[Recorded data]
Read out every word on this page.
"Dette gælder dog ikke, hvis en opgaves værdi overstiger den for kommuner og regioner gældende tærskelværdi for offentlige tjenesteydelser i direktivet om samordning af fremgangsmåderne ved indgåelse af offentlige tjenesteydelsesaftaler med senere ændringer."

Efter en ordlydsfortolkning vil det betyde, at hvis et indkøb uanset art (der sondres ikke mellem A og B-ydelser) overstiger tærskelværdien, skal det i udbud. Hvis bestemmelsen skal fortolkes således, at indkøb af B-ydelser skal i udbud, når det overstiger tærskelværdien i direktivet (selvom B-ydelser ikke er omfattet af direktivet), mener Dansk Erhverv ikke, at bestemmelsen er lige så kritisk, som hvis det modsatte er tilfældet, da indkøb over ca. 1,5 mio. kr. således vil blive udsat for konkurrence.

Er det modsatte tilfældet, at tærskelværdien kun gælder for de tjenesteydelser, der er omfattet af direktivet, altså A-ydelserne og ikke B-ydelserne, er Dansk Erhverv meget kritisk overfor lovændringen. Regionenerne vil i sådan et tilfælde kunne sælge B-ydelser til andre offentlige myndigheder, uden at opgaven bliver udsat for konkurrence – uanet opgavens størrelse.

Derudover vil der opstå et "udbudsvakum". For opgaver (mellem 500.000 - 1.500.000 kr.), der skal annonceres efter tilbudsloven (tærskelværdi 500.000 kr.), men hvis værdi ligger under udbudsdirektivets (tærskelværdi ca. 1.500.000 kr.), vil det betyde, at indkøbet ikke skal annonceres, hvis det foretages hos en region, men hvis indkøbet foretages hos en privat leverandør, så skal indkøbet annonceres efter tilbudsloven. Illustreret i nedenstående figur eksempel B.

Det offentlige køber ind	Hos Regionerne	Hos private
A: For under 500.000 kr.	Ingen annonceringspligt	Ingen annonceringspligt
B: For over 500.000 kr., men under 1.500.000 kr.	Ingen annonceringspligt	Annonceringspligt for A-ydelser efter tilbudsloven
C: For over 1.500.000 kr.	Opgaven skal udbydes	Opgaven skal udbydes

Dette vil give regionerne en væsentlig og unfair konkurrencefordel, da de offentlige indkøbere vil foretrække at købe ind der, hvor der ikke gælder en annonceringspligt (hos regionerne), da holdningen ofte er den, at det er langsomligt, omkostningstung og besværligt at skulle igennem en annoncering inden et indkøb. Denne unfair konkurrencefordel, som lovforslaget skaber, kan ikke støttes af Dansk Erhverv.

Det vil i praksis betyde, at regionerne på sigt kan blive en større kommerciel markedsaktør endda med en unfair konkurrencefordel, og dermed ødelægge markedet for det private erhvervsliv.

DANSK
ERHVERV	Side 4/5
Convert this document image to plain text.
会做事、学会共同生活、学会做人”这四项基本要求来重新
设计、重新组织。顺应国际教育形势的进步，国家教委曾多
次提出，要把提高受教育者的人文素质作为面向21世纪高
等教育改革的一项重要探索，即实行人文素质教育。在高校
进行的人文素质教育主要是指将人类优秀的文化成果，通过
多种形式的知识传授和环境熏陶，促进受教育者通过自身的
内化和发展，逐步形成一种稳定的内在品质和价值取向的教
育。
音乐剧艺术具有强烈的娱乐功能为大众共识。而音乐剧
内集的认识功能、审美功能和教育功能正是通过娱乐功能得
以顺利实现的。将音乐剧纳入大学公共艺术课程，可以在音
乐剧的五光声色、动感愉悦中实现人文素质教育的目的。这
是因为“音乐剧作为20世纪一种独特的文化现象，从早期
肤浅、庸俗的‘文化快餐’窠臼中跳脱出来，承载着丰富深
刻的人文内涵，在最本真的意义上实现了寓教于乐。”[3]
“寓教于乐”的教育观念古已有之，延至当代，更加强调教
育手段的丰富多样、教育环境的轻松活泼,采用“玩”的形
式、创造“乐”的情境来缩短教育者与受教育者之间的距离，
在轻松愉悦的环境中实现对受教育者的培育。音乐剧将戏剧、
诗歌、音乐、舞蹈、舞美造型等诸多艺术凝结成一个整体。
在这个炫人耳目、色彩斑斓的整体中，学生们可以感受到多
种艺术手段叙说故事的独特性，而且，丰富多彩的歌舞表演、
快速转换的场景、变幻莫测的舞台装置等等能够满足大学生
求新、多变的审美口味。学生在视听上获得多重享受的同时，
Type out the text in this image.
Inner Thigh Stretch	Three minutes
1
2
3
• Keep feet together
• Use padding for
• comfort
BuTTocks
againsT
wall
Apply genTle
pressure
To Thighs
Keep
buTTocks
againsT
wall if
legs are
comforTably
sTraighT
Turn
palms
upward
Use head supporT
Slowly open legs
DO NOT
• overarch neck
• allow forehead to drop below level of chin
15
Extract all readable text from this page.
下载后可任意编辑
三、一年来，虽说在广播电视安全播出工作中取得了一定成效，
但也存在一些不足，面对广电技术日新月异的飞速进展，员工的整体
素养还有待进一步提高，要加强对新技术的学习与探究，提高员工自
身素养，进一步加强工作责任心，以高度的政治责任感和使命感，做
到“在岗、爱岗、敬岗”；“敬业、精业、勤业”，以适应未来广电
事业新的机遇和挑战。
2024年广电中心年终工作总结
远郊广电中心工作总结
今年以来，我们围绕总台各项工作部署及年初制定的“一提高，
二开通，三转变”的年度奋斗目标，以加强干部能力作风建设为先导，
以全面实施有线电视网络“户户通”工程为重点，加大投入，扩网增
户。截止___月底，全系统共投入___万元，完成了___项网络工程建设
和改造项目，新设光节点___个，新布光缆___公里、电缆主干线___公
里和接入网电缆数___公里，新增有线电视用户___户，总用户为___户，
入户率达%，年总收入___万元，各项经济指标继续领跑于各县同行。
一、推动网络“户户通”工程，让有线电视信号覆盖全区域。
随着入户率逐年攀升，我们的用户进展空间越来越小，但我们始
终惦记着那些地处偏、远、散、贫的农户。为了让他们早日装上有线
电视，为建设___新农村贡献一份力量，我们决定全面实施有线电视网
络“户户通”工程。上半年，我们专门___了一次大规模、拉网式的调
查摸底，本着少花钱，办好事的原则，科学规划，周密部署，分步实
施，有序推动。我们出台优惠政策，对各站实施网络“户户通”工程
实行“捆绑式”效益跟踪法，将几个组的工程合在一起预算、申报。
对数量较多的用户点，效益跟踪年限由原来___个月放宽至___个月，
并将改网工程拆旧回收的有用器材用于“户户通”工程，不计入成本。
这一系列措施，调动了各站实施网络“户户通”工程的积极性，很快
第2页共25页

- [Task details]:
From the material given, work out how many lines hold the string "mellem"; state that number and nothing further.

- [Full answer]:
2